── DATASET RECORDS ──

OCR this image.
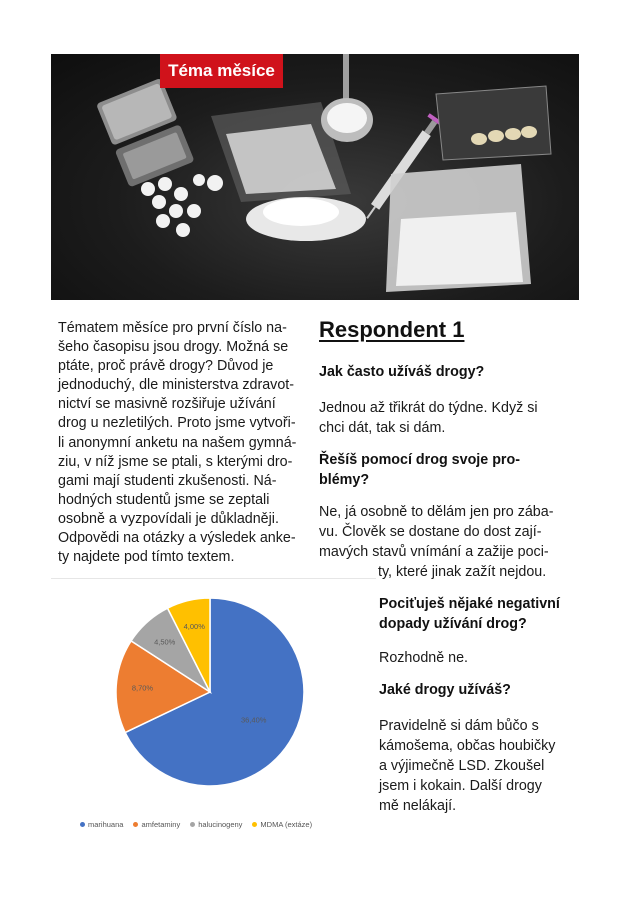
Téma měsíce
Tématem měsíce pro první číslo na-
šeho časopisu jsou drogy. Možná se
ptáte, proč právě drogy? Důvod je
jednoduchý, dle ministerstva zdravot-
nictví se masivně rozšiřuje užívání
drog u nezletilých. Proto jsme vytvoři-
li anonymní anketu na našem gymná-
ziu, v níž jsme se ptali, s kterými dro-
gami mají studenti zkušenosti. Ná-
hodných studentů jsme se zeptali
osobně a vyzpovídali je důkladněji.
Odpovědi na otázky a výsledek anke-
ty najdete pod tímto textem.
36,40%
8,70%
4,50%
4,00%
marihuana amfetaminy halucinogeny MDMA (extáze)
Respondent 1
Jak často užíváš drogy?
Jednou až třikrát do týdne. Když si
chci dát, tak si dám.
Řešíš pomocí drog svoje pro-
blémy?
Ne, já osobně to dělám jen pro zába-
vu. Člověk se dostane do dost zají-
mavých stavů vnímání a zažije poci-
ty, které jinak zažít nejdou.
Pociťuješ nějaké negativní
dopady užívání drog?
Rozhodně ne.
Jaké drogy užíváš?
Pravidelně si dám bůčo s
kámošema, občas houbičky
a výjimečně LSD. Zkoušel
jsem i kokain. Další drogy
mě nelákají.
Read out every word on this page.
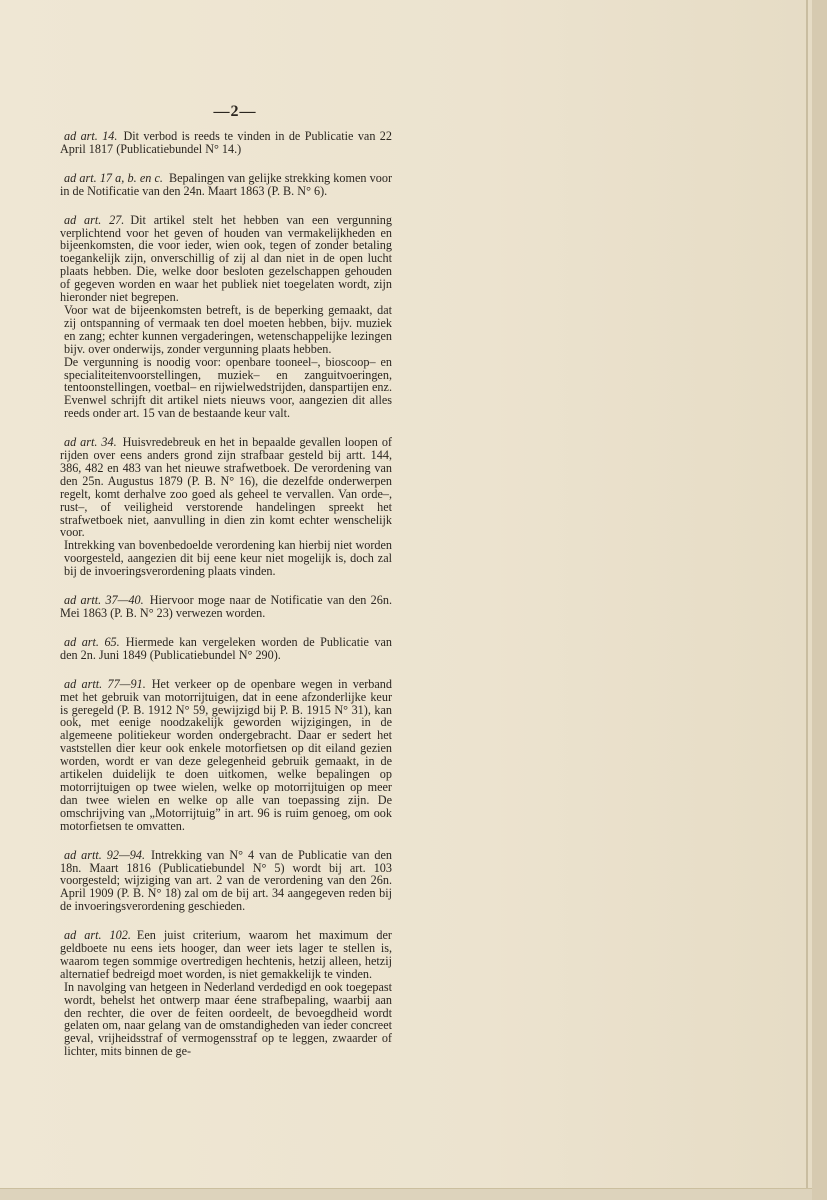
—2—

ad art. 14. Dit verbod is reeds te vinden in de Publicatie van 22 April 1817 (Publicatiebundel N° 14.)

ad art. 17 a, b. en c. Bepalingen van gelijke strekking komen voor in de Notificatie van den 24n. Maart 1863 (P. B. N° 6).

ad art. 27. Dit artikel stelt het hebben van een vergunning verplichtend voor het geven of houden van vermakelijkheden en bijeenkomsten, die voor ieder, wien ook, tegen of zonder betaling toegankelijk zijn, onverschillig of zij al dan niet in de open lucht plaats hebben. Die, welke door besloten gezelschappen gehouden of gegeven worden en waar het publiek niet toegelaten wordt, zijn hieronder niet begrepen.

Voor wat de bijeenkomsten betreft, is de beperking gemaakt, dat zij ontspanning of vermaak ten doel moeten hebben, bijv. muziek en zang; echter kunnen vergaderingen, wetenschappelijke lezingen bijv. over onderwijs, zonder vergunning plaats hebben.

De vergunning is noodig voor: openbare tooneel–, bioscoop– en specialiteitenvoorstellingen, muziek– en zanguitvoeringen, tentoonstellingen, voetbal– en rijwielwedstrijden, danspartijen enz. Evenwel schrijft dit artikel niets nieuws voor, aangezien dit alles reeds onder art. 15 van de bestaande keur valt.

ad art. 34. Huisvredebreuk en het in bepaalde gevallen loopen of rijden over eens anders grond zijn strafbaar gesteld bij artt. 144, 386, 482 en 483 van het nieuwe strafwetboek. De verordening van den 25n. Augustus 1879 (P. B. N° 16), die dezelfde onderwerpen regelt, komt derhalve zoo goed als geheel te vervallen. Van orde–, rust–, of veiligheid verstorende handelingen spreekt het strafwetboek niet, aanvulling in dien zin komt echter wenschelijk voor.

Intrekking van bovenbedoelde verordening kan hierbij niet worden voorgesteld, aangezien dit bij eene keur niet mogelijk is, doch zal bij de invoeringsverordening plaats vinden.

ad artt. 37—40. Hiervoor moge naar de Notificatie van den 26n. Mei 1863 (P. B. N° 23) verwezen worden.

ad art. 65. Hiermede kan vergeleken worden de Publicatie van den 2n. Juni 1849 (Publicatiebundel N° 290).

ad artt. 77—91. Het verkeer op de openbare wegen in verband met het gebruik van motorrijtuigen, dat in eene afzonderlijke keur is geregeld (P. B. 1912 N° 59, gewijzigd bij P. B. 1915 N° 31), kan ook, met eenige noodzakelijk geworden wijzigingen, in de algemeene politiekeur worden ondergebracht. Daar er sedert het vaststellen dier keur ook enkele motorfietsen op dit eiland gezien worden, wordt er van deze gelegenheid gebruik gemaakt, in de artikelen duidelijk te doen uitkomen, welke bepalingen op motorrijtuigen op twee wielen, welke op motorrijtuigen op meer dan twee wielen en welke op alle van toepassing zijn. De omschrijving van „Motorrijtuig” in art. 96 is ruim genoeg, om ook motorfietsen te omvatten.

ad artt. 92—94. Intrekking van N° 4 van de Publicatie van den 18n. Maart 1816 (Publicatiebundel N° 5) wordt bij art. 103 voorgesteld; wijziging van art. 2 van de verordening van den 26n. April 1909 (P. B. N° 18) zal om de bij art. 34 aangegeven reden bij de invoeringsverordening geschieden.

ad art. 102. Een juist criterium, waarom het maximum der geldboete nu eens iets hooger, dan weer iets lager te stellen is, waarom tegen sommige overtredigen hechtenis, hetzij alleen, hetzij alternatief bedreigd moet worden, is niet gemakkelijk te vinden.

In navolging van hetgeen in Nederland verdedigd en ook toegepast wordt, behelst het ontwerp maar éene strafbepaling, waarbij aan den rechter, die over de feiten oordeelt, de bevoegdheid wordt gelaten om, naar gelang van de omstandigheden van ieder concreet geval, vrijheidsstraf of vermogensstraf op te leggen, zwaarder of lichter, mits binnen de ge-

───

**WHAT YOU SHOULD DO:** Pull out every line containing "wordt".

**FULL RESPONSE:**
ad art. 27. Dit artikel stelt het hebben van een vergunning verplichtend voor het geven of houden van vermakelijkheden en bijeenkomsten, die voor ieder, wien ook, tegen of zonder betaling toegankelijk zijn, onverschillig of zij al dan niet in de open lucht plaats hebben. Die, welke door besloten gezelschappen gehouden of gegeven worden en waar het publiek niet toegelaten wordt, zijn hieronder niet begrepen.
ad artt. 77—91. Het verkeer op de openbare wegen in verband met het gebruik van motorrijtuigen, dat in eene afzonderlijke keur is geregeld (P. B. 1912 N° 59, gewijzigd bij P. B. 1915 N° 31), kan ook, met eenige noodzakelijk geworden wijzigingen, in de algemeene politiekeur worden ondergebracht. Daar er sedert het vaststellen dier keur ook enkele motorfietsen op dit eiland gezien worden, wordt er van deze gelegenheid gebruik gemaakt, in de artikelen duidelijk te doen uitkomen, welke bepalingen op motorrijtuigen op twee wielen, welke op motorrijtuigen op meer dan twee wielen en welke op alle van toepassing zijn. De omschrijving van „Motorrijtuig” in art. 96 is ruim genoeg, om ook motorfietsen te omvatten.
ad artt. 92—94. Intrekking van N° 4 van de Publicatie van den 18n. Maart 1816 (Publicatiebundel N° 5) wordt bij art. 103 voorgesteld; wijziging van art. 2 van de verordening van den 26n. April 1909 (P. B. N° 18) zal om de bij art. 34 aangegeven reden bij de invoeringsverordening geschieden.
In navolging van hetgeen in Nederland verdedigd en ook toegepast wordt, behelst het ontwerp maar éene strafbepaling, waarbij aan den rechter, die over de feiten oordeelt, de bevoegdheid wordt gelaten om, naar gelang van de omstandigheden van ieder concreet geval, vrijheidsstraf of vermogensstraf op te leggen, zwaarder of lichter, mits binnen de ge-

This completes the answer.